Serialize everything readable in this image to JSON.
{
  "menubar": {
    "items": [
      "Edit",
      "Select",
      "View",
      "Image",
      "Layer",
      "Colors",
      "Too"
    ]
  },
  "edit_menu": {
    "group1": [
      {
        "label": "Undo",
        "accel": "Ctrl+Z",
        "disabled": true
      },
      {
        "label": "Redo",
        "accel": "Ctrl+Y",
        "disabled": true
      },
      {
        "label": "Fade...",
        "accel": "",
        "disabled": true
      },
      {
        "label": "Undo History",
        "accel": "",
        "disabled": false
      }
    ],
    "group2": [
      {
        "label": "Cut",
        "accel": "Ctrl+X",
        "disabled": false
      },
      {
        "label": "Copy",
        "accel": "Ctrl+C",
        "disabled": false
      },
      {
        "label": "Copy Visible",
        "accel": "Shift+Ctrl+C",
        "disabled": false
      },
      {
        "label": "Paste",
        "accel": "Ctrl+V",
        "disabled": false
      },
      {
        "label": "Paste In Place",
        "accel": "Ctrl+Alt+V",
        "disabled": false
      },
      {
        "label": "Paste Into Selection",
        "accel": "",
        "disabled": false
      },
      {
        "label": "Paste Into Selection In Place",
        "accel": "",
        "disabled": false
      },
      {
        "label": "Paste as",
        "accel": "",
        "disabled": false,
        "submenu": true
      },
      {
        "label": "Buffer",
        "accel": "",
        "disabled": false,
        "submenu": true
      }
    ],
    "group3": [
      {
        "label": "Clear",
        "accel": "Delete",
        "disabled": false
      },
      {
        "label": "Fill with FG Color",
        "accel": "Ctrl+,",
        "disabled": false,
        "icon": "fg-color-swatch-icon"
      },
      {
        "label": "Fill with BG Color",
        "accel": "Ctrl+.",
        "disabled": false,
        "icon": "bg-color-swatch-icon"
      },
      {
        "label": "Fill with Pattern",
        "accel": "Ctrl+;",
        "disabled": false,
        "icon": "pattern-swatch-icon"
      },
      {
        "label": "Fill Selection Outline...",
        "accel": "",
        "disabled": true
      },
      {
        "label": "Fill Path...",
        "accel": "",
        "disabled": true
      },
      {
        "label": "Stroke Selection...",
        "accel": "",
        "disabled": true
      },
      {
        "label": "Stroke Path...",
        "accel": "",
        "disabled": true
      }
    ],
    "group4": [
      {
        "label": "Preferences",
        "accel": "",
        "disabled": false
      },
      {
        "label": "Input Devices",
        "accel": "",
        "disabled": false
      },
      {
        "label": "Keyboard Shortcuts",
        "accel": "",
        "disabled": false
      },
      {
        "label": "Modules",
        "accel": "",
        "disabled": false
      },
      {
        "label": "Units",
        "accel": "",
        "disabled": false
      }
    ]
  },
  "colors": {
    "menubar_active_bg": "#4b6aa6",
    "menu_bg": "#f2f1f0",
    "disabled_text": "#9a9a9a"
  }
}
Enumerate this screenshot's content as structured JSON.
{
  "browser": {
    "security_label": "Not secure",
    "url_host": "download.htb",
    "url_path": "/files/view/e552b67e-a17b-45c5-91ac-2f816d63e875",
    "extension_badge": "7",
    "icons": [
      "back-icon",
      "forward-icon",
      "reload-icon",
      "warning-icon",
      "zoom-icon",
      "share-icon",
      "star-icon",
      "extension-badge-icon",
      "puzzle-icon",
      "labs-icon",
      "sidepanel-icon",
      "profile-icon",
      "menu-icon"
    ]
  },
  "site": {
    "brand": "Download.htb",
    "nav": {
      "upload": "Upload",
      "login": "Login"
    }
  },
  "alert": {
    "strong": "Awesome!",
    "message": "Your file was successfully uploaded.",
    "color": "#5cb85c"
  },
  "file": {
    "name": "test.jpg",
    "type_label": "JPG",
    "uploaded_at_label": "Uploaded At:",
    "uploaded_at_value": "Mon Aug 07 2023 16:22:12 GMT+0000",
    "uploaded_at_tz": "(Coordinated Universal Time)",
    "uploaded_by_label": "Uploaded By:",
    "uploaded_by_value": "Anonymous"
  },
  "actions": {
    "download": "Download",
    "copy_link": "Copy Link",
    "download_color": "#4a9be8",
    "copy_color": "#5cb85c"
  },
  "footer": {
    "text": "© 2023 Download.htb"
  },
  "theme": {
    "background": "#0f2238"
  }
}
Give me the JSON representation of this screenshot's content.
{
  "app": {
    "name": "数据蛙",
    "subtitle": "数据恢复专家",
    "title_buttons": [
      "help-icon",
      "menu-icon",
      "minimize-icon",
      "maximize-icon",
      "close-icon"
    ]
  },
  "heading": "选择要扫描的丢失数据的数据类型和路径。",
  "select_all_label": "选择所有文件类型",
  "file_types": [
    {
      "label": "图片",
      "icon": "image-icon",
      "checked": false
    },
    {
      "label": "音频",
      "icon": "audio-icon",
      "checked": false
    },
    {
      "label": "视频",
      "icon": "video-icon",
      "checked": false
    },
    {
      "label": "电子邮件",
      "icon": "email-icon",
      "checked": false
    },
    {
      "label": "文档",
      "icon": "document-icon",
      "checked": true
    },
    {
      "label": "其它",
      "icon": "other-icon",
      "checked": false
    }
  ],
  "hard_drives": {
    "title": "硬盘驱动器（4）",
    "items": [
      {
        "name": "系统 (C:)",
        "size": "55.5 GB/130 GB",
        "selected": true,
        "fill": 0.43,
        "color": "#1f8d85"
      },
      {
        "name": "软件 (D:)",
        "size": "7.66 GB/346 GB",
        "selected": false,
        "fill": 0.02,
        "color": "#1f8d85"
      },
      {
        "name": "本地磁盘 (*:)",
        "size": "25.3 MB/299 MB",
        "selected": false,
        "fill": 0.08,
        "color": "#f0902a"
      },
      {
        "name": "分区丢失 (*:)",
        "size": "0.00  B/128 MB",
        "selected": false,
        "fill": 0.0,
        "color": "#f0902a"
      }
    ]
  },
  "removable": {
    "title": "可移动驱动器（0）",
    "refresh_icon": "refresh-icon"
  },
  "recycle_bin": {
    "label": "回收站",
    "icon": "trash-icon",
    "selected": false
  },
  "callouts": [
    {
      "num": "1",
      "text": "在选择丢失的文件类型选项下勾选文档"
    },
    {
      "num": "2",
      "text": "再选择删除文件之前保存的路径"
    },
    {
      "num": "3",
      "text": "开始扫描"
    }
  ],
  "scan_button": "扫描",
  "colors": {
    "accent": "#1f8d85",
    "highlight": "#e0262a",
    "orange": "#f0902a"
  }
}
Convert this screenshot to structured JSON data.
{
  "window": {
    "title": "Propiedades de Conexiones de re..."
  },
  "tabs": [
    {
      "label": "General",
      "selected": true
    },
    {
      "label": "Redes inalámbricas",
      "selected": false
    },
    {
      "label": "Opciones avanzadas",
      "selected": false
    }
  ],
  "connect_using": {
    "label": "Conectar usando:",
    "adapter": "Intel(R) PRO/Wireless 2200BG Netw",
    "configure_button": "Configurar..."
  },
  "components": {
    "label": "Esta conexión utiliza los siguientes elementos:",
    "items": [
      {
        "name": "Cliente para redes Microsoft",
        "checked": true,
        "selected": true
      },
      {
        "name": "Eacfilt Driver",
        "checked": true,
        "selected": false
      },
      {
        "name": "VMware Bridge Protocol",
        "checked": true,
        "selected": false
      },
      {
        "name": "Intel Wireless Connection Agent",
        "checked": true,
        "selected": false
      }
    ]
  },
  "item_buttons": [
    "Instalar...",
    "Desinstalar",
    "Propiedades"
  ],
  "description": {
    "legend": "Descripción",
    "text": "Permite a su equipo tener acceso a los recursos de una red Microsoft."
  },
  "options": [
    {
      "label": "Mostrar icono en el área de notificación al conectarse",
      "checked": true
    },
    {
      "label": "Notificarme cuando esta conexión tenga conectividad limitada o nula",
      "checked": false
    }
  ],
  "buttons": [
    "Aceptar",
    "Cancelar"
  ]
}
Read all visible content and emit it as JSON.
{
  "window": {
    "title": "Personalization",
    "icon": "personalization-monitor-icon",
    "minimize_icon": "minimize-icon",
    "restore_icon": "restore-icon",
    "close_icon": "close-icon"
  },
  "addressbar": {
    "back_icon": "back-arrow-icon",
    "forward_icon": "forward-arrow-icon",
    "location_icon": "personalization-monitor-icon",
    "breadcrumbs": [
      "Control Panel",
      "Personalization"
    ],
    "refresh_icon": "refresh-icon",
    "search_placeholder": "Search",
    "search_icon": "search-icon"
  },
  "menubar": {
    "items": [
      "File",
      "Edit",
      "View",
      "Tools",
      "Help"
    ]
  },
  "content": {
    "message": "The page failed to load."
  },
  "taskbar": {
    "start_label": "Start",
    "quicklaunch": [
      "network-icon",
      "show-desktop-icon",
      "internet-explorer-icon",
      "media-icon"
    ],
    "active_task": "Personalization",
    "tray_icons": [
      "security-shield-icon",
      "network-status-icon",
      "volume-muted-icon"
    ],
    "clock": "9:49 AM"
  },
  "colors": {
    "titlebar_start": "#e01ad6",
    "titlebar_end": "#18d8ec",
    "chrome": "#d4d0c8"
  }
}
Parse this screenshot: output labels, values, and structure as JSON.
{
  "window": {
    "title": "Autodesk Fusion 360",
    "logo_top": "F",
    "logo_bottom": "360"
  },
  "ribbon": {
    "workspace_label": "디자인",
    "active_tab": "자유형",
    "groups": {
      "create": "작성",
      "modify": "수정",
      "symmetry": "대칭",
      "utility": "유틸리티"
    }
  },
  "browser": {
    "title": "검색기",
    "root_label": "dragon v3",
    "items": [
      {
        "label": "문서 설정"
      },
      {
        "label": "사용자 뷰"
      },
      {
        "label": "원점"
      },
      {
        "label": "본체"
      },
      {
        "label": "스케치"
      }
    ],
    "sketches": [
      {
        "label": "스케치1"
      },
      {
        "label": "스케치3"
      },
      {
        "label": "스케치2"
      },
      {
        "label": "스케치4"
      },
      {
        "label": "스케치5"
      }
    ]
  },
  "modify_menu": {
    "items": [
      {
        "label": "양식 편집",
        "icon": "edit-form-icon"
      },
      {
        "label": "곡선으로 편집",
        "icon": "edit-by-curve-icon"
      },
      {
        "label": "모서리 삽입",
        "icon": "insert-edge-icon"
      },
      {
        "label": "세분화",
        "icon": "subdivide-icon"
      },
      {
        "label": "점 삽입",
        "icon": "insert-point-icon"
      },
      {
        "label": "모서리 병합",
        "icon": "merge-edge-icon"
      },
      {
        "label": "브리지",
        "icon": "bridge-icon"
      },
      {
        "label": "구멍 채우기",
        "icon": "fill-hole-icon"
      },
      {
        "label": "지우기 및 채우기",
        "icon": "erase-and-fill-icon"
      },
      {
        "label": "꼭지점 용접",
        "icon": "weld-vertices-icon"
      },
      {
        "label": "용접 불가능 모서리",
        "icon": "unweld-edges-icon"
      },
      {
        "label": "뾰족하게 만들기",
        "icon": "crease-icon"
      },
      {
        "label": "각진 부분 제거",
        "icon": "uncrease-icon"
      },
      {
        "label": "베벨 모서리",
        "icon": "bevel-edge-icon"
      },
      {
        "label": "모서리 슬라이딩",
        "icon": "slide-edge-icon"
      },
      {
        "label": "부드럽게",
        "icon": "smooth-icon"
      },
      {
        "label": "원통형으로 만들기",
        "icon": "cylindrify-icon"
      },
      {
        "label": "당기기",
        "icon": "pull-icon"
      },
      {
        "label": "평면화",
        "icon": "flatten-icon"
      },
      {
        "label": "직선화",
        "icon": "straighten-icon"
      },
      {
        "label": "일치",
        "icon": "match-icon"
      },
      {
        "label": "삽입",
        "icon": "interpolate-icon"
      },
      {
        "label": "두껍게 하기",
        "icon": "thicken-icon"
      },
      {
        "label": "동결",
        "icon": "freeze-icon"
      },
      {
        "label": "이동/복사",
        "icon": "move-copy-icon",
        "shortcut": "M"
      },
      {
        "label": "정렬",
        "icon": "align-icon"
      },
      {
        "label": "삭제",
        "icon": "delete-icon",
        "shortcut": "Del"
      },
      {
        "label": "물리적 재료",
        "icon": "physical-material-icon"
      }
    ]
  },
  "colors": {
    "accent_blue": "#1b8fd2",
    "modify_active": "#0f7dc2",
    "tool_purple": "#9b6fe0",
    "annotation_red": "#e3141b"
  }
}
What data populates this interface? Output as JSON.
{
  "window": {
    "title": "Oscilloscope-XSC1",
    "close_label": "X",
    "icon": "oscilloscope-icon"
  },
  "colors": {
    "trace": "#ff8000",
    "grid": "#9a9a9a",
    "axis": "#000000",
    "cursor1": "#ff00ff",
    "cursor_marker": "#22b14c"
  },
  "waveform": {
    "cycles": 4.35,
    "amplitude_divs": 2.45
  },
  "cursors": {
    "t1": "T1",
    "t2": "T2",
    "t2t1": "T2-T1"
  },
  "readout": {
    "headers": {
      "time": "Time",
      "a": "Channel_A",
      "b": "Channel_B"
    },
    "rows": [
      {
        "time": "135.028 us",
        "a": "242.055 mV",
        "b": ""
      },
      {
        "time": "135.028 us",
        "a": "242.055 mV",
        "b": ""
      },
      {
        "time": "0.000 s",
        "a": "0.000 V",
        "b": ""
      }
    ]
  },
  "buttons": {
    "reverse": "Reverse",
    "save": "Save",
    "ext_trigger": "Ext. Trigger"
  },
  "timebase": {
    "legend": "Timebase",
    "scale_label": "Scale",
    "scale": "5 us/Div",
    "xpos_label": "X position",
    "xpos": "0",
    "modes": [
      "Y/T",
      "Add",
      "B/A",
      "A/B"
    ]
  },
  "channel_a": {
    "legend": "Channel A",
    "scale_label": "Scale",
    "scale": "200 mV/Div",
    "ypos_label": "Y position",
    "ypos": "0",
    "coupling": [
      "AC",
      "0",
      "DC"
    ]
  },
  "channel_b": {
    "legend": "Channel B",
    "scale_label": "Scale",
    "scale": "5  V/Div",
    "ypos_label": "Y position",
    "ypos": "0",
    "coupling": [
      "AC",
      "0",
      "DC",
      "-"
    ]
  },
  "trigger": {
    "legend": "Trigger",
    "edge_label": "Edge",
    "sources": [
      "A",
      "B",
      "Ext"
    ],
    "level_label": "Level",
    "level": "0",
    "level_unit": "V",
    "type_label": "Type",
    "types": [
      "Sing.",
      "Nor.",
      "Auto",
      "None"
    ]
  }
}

------

_Direction_
Take every line from the data above that holds "Ctrl" and copy it out.

_Answer to this problem_
        "accel": "Ctrl+Z",
        "accel": "Ctrl+Y",
        "accel": "Ctrl+X",
        "accel": "Ctrl+C",
        "accel": "Shift+Ctrl+C",
        "accel": "Ctrl+V",
        "accel": "Ctrl+Alt+V",
        "accel": "Ctrl+,",
        "accel": "Ctrl+.",
        "accel": "Ctrl+;",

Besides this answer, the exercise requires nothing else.